_REQUIREMENT_
Take the material and output all of it exactly.

_Stored items from a collection_
— start —

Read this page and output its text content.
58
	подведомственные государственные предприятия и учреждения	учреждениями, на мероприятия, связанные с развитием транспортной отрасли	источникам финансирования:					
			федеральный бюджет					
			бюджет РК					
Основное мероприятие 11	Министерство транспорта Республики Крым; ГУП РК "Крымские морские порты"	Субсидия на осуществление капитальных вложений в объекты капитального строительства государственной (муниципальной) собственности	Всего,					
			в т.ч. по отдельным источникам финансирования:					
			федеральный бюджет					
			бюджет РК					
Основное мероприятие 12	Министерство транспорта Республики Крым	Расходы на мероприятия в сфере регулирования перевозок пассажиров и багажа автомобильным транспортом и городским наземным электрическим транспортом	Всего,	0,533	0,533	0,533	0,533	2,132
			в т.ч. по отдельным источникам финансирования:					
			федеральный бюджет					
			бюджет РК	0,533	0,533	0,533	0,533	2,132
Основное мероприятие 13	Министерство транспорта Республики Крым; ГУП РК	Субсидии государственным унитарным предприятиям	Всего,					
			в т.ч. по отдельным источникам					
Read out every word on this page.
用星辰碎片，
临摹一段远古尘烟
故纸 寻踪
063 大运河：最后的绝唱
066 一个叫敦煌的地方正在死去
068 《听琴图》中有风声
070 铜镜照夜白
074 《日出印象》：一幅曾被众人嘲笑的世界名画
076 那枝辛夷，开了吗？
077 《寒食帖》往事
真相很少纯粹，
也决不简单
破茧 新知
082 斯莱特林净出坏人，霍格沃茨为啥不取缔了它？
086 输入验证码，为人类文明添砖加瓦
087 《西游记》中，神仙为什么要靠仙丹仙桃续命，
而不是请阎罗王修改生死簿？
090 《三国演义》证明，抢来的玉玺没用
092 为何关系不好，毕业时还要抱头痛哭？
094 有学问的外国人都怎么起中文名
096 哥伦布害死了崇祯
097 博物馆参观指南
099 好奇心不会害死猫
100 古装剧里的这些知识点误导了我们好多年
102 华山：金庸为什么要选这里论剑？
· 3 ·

— end —

_FULL OUTPUT_
Read this page and output its text content.
58
	подведомственные государственные предприятия и учреждения	учреждениями, на мероприятия, связанные с развитием транспортной отрасли	источникам финансирования:					
			федеральный бюджет					
			бюджет РК					
Основное мероприятие 11	Министерство транспорта Республики Крым; ГУП РК "Крымские морские порты"	Субсидия на осуществление капитальных вложений в объекты капитального строительства государственной (муниципальной) собственности	Всего,					
			в т.ч. по отдельным источникам финансирования:					
			федеральный бюджет					
			бюджет РК					
Основное мероприятие 12	Министерство транспорта Республики Крым	Расходы на мероприятия в сфере регулирования перевозок пассажиров и багажа автомобильным транспортом и городским наземным электрическим транспортом	Всего,	0,533	0,533	0,533	0,533	2,132
			в т.ч. по отдельным источникам финансирования:					
			федеральный бюджет					
			бюджет РК	0,533	0,533	0,533	0,533	2,132
Основное мероприятие 13	Министерство транспорта Республики Крым; ГУП РК	Субсидии государственным унитарным предприятиям	Всего,					
			в т.ч. по отдельным источникам					
Read out every word on this page.
用星辰碎片，
临摹一段远古尘烟
故纸 寻踪
063 大运河：最后的绝唱
066 一个叫敦煌的地方正在死去
068 《听琴图》中有风声
070 铜镜照夜白
074 《日出印象》：一幅曾被众人嘲笑的世界名画
076 那枝辛夷，开了吗？
077 《寒食帖》往事
真相很少纯粹，
也决不简单
破茧 新知
082 斯莱特林净出坏人，霍格沃茨为啥不取缔了它？
086 输入验证码，为人类文明添砖加瓦
087 《西游记》中，神仙为什么要靠仙丹仙桃续命，
而不是请阎罗王修改生死簿？
090 《三国演义》证明，抢来的玉玺没用
092 为何关系不好，毕业时还要抱头痛哭？
094 有学问的外国人都怎么起中文名
096 哥伦布害死了崇祯
097 博物馆参观指南
099 好奇心不会害死猫
100 古装剧里的这些知识点误导了我们好多年
102 华山：金庸为什么要选这里论剑？
· 3 ·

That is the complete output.